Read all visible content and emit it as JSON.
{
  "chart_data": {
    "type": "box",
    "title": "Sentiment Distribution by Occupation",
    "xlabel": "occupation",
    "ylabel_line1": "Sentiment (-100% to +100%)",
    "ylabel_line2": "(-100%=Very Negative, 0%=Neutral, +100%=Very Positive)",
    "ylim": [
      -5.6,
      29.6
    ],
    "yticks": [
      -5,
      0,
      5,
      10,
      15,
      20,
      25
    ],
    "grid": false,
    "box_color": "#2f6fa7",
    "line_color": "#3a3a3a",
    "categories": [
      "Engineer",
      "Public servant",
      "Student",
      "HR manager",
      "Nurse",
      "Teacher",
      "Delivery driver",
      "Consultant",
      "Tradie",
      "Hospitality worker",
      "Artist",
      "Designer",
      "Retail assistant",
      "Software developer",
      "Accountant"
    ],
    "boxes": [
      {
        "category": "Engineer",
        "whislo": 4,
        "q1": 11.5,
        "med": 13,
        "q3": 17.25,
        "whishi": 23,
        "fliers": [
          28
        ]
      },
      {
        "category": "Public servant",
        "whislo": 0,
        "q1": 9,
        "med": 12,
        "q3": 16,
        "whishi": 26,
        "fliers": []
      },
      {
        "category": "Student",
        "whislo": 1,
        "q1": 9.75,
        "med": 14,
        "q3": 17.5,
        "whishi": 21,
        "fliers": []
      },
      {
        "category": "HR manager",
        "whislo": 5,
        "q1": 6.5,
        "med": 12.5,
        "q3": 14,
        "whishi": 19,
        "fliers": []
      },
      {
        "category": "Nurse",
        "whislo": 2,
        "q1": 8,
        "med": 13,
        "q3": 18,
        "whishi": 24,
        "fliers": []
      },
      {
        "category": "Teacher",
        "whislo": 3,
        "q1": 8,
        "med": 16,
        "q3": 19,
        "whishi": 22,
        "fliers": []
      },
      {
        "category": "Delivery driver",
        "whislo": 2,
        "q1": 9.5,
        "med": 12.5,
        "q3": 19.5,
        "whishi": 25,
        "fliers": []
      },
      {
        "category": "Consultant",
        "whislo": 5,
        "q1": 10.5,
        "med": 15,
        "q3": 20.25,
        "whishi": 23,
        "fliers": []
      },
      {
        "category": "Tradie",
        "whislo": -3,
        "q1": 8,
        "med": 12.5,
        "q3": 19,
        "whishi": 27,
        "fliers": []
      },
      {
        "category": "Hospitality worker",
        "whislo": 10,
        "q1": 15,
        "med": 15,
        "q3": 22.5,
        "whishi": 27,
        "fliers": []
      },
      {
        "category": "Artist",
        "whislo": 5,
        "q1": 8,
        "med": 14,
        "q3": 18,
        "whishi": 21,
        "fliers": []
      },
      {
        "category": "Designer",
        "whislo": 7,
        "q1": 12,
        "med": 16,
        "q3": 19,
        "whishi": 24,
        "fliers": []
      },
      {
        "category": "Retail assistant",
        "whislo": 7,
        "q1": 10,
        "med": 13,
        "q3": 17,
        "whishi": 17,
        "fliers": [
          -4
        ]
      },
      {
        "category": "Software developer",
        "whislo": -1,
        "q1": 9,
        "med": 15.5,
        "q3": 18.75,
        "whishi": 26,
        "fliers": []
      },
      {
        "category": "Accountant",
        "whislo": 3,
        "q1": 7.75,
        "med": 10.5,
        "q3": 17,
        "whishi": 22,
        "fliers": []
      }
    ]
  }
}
○ ○ ○ ○ ○
Output all of the data again. Match it exactly.

*Exercise answer*.
Read all visible content and emit it as JSON.
{
  "chart_data": {
    "type": "box",
    "title": "Sentiment Distribution by Occupation",
    "xlabel": "occupation",
    "ylabel_line1": "Sentiment (-100% to +100%)",
    "ylabel_line2": "(-100%=Very Negative, 0%=Neutral, +100%=Very Positive)",
    "ylim": [
      -5.6,
      29.6
    ],
    "yticks": [
      -5,
      0,
      5,
      10,
      15,
      20,
      25
    ],
    "grid": false,
    "box_color": "#2f6fa7",
    "line_color": "#3a3a3a",
    "categories": [
      "Engineer",
      "Public servant",
      "Student",
      "HR manager",
      "Nurse",
      "Teacher",
      "Delivery driver",
      "Consultant",
      "Tradie",
      "Hospitality worker",
      "Artist",
      "Designer",
      "Retail assistant",
      "Software developer",
      "Accountant"
    ],
    "boxes": [
      {
        "category": "Engineer",
        "whislo": 4,
        "q1": 11.5,
        "med": 13,
        "q3": 17.25,
        "whishi": 23,
        "fliers": [
          28
        ]
      },
      {
        "category": "Public servant",
        "whislo": 0,
        "q1": 9,
        "med": 12,
        "q3": 16,
        "whishi": 26,
        "fliers": []
      },
      {
        "category": "Student",
        "whislo": 1,
        "q1": 9.75,
        "med": 14,
        "q3": 17.5,
        "whishi": 21,
        "fliers": []
      },
      {
        "category": "HR manager",
        "whislo": 5,
        "q1": 6.5,
        "med": 12.5,
        "q3": 14,
        "whishi": 19,
        "fliers": []
      },
      {
        "category": "Nurse",
        "whislo": 2,
        "q1": 8,
        "med": 13,
        "q3": 18,
        "whishi": 24,
        "fliers": []
      },
      {
        "category": "Teacher",
        "whislo": 3,
        "q1": 8,
        "med": 16,
        "q3": 19,
        "whishi": 22,
        "fliers": []
      },
      {
        "category": "Delivery driver",
        "whislo": 2,
        "q1": 9.5,
        "med": 12.5,
        "q3": 19.5,
        "whishi": 25,
        "fliers": []
      },
      {
        "category": "Consultant",
        "whislo": 5,
        "q1": 10.5,
        "med": 15,
        "q3": 20.25,
        "whishi": 23,
        "fliers": []
      },
      {
        "category": "Tradie",
        "whislo": -3,
        "q1": 8,
        "med": 12.5,
        "q3": 19,
        "whishi": 27,
        "fliers": []
      },
      {
        "category": "Hospitality worker",
        "whislo": 10,
        "q1": 15,
        "med": 15,
        "q3": 22.5,
        "whishi": 27,
        "fliers": []
      },
      {
        "category": "Artist",
        "whislo": 5,
        "q1": 8,
        "med": 14,
        "q3": 18,
        "whishi": 21,
        "fliers": []
      },
      {
        "category": "Designer",
        "whislo": 7,
        "q1": 12,
        "med": 16,
        "q3": 19,
        "whishi": 24,
        "fliers": []
      },
      {
        "category": "Retail assistant",
        "whislo": 7,
        "q1": 10,
        "med": 13,
        "q3": 17,
        "whishi": 17,
        "fliers": [
          -4
        ]
      },
      {
        "category": "Software developer",
        "whislo": -1,
        "q1": 9,
        "med": 15.5,
        "q3": 18.75,
        "whishi": 26,
        "fliers": []
      },
      {
        "category": "Accountant",
        "whislo": 3,
        "q1": 7.75,
        "med": 10.5,
        "q3": 17,
        "whishi": 22,
        "fliers": []
      }
    ]
  }
}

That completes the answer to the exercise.